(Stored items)
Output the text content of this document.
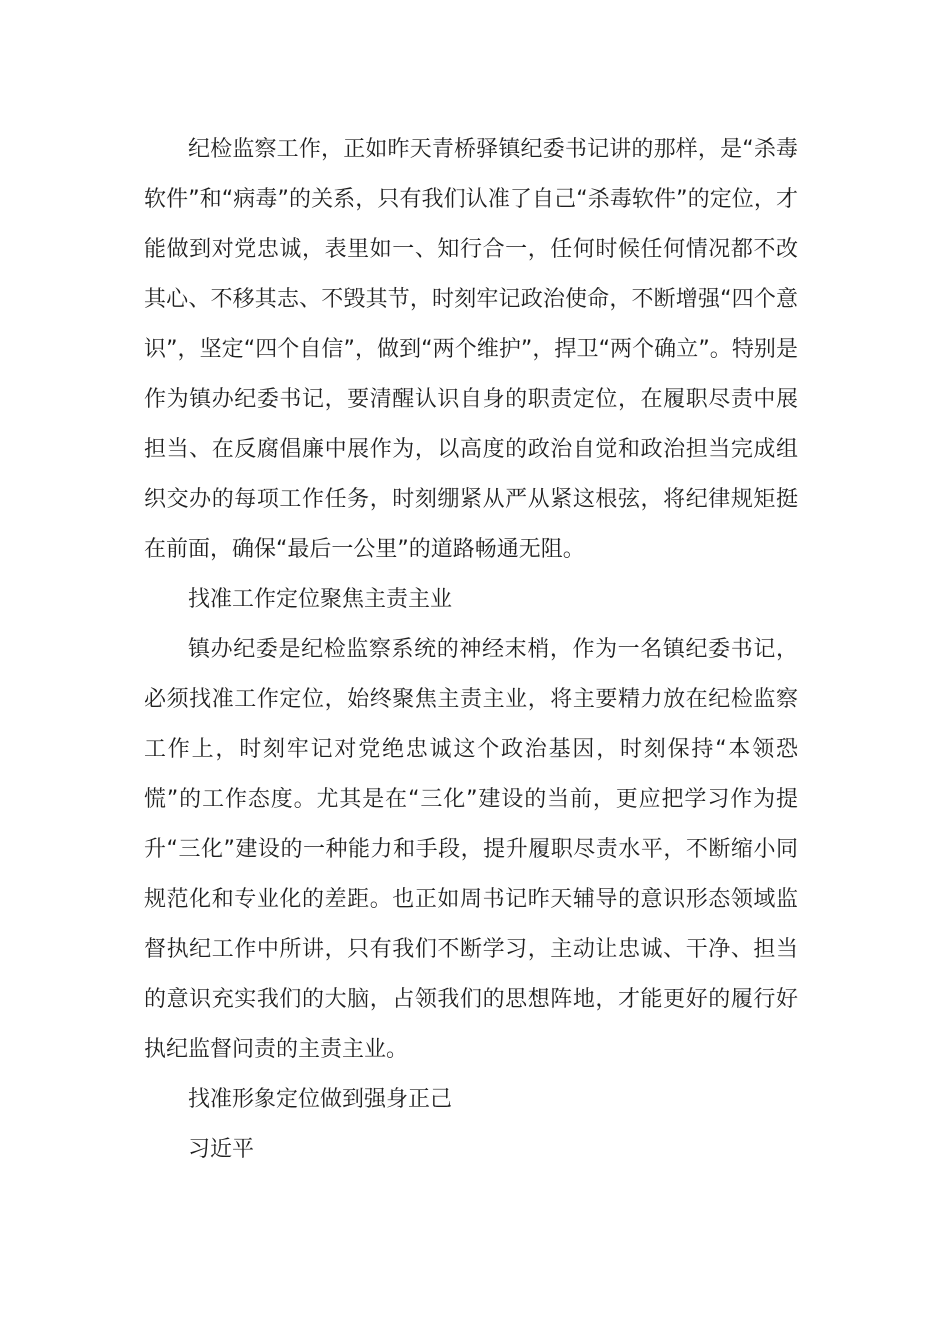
纪检监察工作，正如昨天青桥驿镇纪委书记讲的那样，是“杀毒软件”和“病毒”的关系，只有我们认准了自己“杀毒软件”的定位，才能做到对党忠诚，表里如一、知行合一，任何时候任何情况都不改其心、不移其志、不毁其节，时刻牢记政治使命，不断增强“四个意识”，坚定“四个自信”，做到“两个维护”，捍卫“两个确立”。特别是作为镇办纪委书记，要清醒认识自身的职责定位，在履职尽责中展担当、在反腐倡廉中展作为，以高度的政治自觉和政治担当完成组织交办的每项工作任务，时刻绷紧从严从紧这根弦，将纪律规矩挺在前面，确保“最后一公里”的道路畅通无阻。

找准工作定位聚焦主责主业

镇办纪委是纪检监察系统的神经末梢，作为一名镇纪委书记，必须找准工作定位，始终聚焦主责主业，将主要精力放在纪检监察工作上，时刻牢记对党绝忠诚这个政治基因，时刻保持“本领恐慌”的工作态度。尤其是在“三化”建设的当前，更应把学习作为提升“三化”建设的一种能力和手段，提升履职尽责水平，不断缩小同规范化和专业化的差距。也正如周书记昨天辅导的意识形态领域监督执纪工作中所讲，只有我们不断学习，主动让忠诚、干净、担当的意识充实我们的大脑，占领我们的思想阵地，才能更好的履行好执纪监督问责的主责主业。

找准形象定位做到强身正己

习近平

### OBJECTIVE
Write out the entries above word for word. Do not include the pictures.

### ANSWER TO THIS EXERCISE
Output the text content of this document.
纪检监察工作，正如昨天青桥驿镇纪委书记讲的那样，是“杀毒软件”和“病毒”的关系，只有我们认准了自己“杀毒软件”的定位，才能做到对党忠诚，表里如一、知行合一，任何时候任何情况都不改其心、不移其志、不毁其节，时刻牢记政治使命，不断增强“四个意识”，坚定“四个自信”，做到“两个维护”，捍卫“两个确立”。特别是作为镇办纪委书记，要清醒认识自身的职责定位，在履职尽责中展担当、在反腐倡廉中展作为，以高度的政治自觉和政治担当完成组织交办的每项工作任务，时刻绷紧从严从紧这根弦，将纪律规矩挺在前面，确保“最后一公里”的道路畅通无阻。

找准工作定位聚焦主责主业

镇办纪委是纪检监察系统的神经末梢，作为一名镇纪委书记，必须找准工作定位，始终聚焦主责主业，将主要精力放在纪检监察工作上，时刻牢记对党绝忠诚这个政治基因，时刻保持“本领恐慌”的工作态度。尤其是在“三化”建设的当前，更应把学习作为提升“三化”建设的一种能力和手段，提升履职尽责水平，不断缩小同规范化和专业化的差距。也正如周书记昨天辅导的意识形态领域监督执纪工作中所讲，只有我们不断学习，主动让忠诚、干净、担当的意识充实我们的大脑，占领我们的思想阵地，才能更好的履行好执纪监督问责的主责主业。

找准形象定位做到强身正己

习近平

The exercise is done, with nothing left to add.